Goal> Take every line that has the string "ylabel" and copy it out.

Data entries for graphics:
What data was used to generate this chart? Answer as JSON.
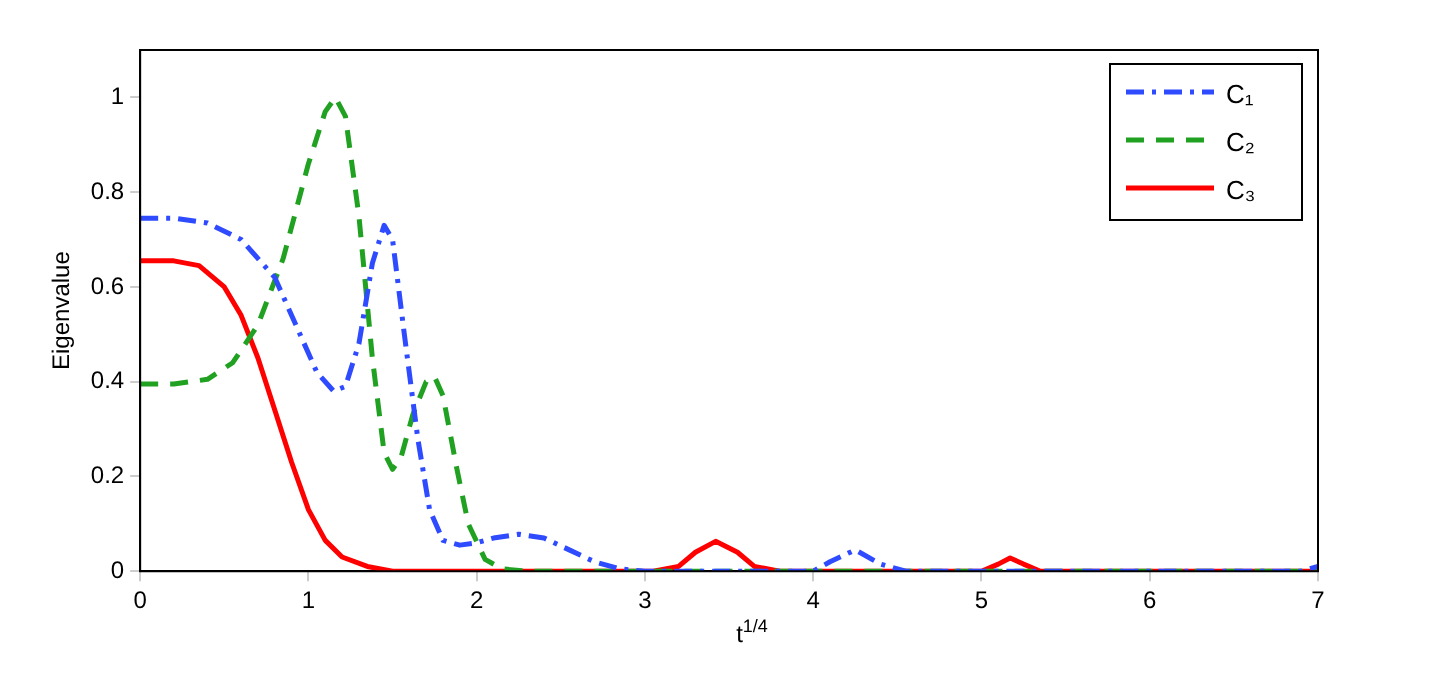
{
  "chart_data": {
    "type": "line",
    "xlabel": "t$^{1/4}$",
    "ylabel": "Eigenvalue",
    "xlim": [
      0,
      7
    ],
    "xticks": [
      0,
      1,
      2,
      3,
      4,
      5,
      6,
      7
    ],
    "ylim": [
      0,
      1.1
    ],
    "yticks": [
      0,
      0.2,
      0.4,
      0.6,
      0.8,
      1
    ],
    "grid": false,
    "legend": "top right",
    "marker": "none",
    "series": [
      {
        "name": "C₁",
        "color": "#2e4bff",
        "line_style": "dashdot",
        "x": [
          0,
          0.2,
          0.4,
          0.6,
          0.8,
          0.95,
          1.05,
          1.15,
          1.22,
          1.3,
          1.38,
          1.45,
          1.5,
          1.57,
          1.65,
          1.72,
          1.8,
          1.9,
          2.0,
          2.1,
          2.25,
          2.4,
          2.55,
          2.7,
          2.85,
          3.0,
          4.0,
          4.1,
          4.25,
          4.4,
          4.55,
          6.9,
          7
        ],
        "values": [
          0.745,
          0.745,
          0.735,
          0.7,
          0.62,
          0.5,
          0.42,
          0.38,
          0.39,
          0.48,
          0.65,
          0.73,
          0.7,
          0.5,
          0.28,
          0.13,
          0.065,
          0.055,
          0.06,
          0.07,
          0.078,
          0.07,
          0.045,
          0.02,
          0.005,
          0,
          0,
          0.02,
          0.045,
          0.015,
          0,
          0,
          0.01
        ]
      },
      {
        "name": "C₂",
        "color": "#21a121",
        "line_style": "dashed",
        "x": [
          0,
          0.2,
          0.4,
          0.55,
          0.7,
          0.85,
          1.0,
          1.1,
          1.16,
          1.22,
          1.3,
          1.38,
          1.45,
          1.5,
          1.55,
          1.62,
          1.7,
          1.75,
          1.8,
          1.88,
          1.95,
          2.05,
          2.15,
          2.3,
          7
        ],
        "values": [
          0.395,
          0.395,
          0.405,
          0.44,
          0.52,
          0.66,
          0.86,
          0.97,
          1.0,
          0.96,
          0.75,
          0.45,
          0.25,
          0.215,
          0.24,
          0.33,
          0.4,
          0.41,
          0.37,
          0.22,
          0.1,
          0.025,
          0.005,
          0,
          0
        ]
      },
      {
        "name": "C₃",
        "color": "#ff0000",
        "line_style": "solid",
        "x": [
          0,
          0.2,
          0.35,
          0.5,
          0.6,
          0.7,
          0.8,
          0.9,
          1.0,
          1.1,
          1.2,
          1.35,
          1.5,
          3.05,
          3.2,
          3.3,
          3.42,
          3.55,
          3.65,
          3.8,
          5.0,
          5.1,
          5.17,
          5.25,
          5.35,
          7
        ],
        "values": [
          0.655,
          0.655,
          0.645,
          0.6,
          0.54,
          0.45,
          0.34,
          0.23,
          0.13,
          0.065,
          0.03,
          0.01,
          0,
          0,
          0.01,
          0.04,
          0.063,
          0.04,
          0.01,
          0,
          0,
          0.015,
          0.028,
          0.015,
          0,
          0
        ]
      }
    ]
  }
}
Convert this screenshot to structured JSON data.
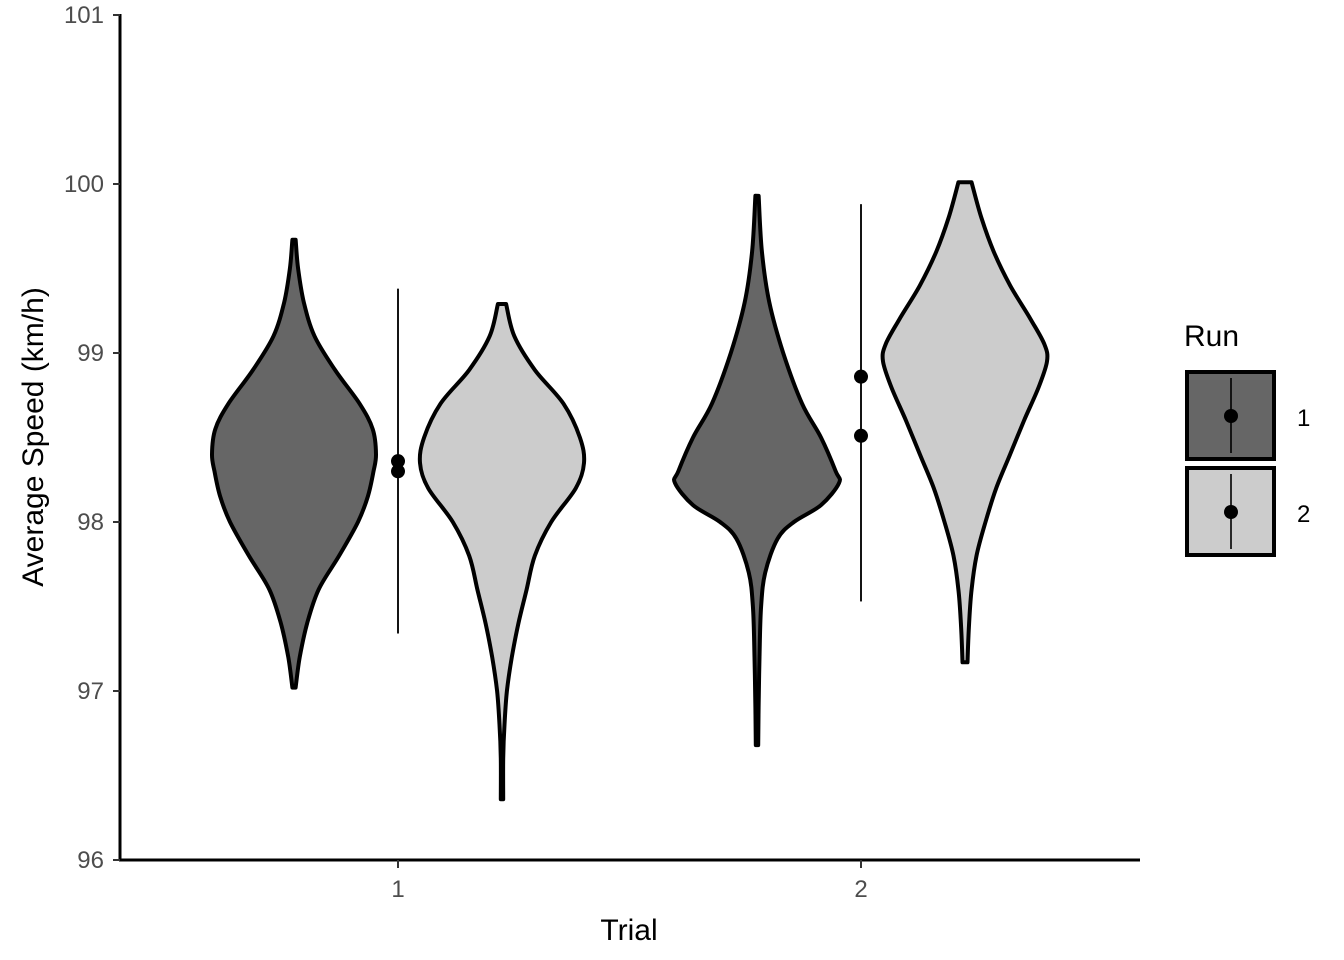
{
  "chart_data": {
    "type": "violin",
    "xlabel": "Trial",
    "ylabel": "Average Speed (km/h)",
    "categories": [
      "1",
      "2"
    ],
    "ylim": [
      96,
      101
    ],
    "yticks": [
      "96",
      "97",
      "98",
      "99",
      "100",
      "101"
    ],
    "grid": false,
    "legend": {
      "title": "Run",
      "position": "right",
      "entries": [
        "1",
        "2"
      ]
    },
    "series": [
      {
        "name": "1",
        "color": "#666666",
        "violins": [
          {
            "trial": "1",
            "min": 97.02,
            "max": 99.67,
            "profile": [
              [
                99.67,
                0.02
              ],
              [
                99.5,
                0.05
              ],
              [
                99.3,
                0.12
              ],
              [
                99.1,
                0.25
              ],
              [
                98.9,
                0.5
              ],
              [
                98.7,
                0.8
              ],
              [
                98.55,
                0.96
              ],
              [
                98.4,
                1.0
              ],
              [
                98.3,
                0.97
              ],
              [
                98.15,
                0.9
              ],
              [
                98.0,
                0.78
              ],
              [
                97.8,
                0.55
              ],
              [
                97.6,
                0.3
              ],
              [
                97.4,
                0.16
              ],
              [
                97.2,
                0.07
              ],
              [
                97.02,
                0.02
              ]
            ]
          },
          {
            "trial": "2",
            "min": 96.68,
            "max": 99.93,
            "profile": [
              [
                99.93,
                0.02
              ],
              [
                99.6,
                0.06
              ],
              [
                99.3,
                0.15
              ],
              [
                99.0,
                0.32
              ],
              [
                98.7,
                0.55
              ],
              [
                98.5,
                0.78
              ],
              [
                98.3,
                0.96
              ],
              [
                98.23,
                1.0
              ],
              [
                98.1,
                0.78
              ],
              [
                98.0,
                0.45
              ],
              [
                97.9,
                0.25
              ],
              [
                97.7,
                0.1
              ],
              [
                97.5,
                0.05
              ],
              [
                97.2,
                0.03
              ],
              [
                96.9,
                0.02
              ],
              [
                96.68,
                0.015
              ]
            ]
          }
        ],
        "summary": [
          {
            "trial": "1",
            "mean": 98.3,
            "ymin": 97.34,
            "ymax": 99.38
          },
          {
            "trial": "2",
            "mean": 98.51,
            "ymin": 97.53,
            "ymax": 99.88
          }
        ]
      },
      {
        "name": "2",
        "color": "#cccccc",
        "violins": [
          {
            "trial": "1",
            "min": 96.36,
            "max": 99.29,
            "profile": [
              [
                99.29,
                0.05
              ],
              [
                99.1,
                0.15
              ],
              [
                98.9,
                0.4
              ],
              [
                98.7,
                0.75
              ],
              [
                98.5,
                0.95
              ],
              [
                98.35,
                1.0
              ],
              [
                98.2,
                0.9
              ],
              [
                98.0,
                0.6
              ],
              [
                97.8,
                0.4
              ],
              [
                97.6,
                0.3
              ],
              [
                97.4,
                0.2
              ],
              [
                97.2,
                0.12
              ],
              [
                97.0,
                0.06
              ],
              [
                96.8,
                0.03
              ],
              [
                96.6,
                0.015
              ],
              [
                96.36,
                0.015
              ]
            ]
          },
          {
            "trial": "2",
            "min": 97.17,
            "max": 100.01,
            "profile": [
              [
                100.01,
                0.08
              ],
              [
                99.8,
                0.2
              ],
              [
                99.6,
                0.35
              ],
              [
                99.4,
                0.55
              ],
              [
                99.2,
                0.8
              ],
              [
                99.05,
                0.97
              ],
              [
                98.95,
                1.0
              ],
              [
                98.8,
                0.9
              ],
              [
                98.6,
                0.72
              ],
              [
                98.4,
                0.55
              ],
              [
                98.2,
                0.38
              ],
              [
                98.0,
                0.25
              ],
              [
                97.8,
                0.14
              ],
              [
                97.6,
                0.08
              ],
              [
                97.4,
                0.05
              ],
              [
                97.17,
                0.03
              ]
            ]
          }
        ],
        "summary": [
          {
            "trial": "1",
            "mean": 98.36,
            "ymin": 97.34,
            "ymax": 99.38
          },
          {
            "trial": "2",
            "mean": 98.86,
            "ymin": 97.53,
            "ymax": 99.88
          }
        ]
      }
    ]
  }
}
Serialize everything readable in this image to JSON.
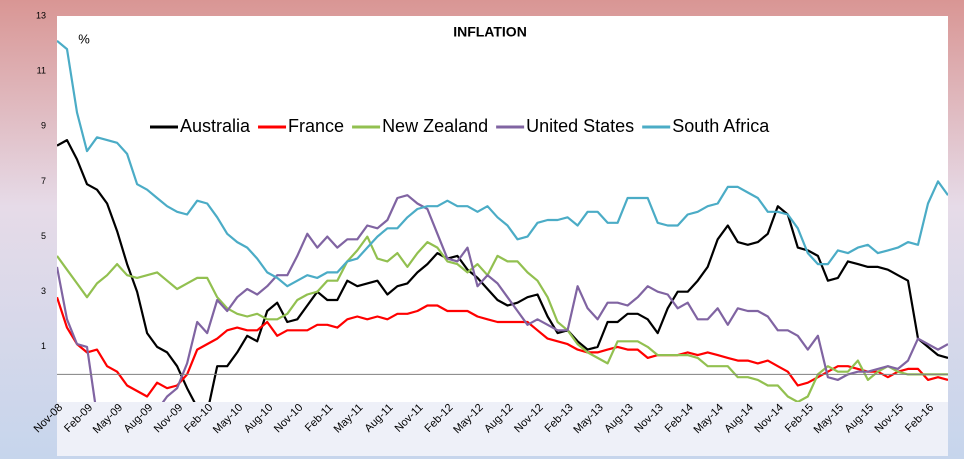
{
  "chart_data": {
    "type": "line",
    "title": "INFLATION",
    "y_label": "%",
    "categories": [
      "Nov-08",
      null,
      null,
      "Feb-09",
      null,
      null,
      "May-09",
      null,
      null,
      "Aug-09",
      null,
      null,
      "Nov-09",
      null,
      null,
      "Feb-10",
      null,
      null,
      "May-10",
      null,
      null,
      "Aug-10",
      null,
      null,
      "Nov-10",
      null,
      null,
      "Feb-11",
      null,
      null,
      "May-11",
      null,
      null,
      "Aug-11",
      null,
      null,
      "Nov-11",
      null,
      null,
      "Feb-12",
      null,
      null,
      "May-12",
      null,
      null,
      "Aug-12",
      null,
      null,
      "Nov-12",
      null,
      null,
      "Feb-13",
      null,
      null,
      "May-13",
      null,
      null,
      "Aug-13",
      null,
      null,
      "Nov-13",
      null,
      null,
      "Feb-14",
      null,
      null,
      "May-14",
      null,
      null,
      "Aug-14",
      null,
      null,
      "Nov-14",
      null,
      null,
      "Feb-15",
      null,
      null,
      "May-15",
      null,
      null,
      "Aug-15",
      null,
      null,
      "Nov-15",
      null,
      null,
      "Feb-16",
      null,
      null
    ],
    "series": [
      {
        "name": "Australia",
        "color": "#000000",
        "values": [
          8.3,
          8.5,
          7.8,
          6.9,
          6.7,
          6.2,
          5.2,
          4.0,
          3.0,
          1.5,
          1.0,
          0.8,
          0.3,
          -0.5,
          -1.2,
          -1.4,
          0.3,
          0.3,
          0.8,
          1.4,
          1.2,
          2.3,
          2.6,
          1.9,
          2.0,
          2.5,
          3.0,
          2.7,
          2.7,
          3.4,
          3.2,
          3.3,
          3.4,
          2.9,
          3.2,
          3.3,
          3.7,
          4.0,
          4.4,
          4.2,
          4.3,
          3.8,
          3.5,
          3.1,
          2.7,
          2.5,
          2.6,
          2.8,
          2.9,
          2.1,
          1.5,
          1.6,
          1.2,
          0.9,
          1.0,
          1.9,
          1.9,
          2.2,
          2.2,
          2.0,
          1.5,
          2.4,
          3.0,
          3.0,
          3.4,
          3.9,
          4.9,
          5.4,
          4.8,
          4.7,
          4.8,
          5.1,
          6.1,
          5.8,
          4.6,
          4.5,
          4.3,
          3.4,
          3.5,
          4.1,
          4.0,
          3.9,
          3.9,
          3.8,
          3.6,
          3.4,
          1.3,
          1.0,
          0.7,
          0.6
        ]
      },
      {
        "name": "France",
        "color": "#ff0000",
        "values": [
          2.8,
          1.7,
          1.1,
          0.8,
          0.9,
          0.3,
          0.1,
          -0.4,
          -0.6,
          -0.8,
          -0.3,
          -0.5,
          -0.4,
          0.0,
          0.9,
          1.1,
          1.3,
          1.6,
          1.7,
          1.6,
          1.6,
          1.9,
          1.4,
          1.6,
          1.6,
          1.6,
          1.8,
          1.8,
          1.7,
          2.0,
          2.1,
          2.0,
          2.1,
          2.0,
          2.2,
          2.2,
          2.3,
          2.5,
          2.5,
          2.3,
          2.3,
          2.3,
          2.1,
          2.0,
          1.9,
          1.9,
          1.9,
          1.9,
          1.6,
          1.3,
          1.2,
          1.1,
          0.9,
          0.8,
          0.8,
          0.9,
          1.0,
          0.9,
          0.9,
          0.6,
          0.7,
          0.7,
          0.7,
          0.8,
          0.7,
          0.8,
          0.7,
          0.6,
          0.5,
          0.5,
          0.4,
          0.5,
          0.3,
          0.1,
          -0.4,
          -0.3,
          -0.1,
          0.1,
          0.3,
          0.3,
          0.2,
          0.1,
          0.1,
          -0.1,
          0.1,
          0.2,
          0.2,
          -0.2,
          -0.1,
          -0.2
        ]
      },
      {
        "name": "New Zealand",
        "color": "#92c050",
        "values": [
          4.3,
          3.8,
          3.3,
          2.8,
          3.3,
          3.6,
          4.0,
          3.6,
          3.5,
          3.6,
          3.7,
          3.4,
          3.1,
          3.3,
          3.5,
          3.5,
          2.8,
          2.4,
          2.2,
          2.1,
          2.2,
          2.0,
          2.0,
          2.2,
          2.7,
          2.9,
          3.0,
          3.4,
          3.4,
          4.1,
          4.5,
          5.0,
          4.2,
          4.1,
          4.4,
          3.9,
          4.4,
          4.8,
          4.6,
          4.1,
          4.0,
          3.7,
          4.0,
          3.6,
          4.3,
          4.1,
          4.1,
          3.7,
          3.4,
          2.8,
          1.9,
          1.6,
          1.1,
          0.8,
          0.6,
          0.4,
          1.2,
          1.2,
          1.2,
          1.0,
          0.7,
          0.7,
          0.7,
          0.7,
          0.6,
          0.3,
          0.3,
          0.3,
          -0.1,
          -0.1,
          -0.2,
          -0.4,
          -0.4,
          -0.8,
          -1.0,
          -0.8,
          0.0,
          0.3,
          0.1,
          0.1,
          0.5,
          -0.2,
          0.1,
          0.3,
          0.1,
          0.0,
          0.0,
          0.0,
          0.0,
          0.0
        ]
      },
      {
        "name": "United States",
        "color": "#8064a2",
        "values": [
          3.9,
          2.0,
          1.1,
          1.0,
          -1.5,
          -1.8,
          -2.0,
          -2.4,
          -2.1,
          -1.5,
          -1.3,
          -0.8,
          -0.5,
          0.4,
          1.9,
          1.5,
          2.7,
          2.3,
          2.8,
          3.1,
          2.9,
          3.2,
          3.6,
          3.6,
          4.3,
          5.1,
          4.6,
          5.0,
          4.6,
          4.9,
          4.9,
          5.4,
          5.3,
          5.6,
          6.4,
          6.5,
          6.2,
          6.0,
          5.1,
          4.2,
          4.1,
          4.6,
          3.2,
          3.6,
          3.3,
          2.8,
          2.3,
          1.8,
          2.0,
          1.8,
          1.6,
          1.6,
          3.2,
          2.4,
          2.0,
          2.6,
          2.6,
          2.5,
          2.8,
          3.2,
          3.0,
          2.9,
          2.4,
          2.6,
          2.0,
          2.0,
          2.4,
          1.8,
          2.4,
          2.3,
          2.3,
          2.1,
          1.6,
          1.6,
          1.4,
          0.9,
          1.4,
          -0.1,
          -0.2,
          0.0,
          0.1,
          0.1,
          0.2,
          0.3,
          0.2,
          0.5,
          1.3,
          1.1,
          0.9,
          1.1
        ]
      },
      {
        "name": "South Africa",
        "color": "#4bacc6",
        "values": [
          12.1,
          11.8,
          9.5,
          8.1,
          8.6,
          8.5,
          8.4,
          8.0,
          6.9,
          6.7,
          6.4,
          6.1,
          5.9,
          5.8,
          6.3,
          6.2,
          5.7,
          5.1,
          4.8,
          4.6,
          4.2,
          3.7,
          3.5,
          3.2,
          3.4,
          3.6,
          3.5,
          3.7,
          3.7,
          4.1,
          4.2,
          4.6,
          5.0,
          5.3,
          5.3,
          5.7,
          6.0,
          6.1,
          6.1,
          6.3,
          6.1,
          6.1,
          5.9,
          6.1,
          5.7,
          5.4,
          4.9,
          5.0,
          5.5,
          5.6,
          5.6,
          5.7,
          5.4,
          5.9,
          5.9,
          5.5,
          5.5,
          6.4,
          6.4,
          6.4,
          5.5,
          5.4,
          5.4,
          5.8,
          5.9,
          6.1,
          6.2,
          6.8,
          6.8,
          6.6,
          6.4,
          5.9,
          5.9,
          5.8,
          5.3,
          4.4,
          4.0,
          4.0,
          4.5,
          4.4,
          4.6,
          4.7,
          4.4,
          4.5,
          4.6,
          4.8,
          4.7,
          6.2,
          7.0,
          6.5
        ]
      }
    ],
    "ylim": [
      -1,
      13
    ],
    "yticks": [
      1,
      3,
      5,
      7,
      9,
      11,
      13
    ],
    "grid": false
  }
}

Result of this exercise>
    "ylabel": "Eigenvalue",
    "ylabel": "Average Speed (km/h)",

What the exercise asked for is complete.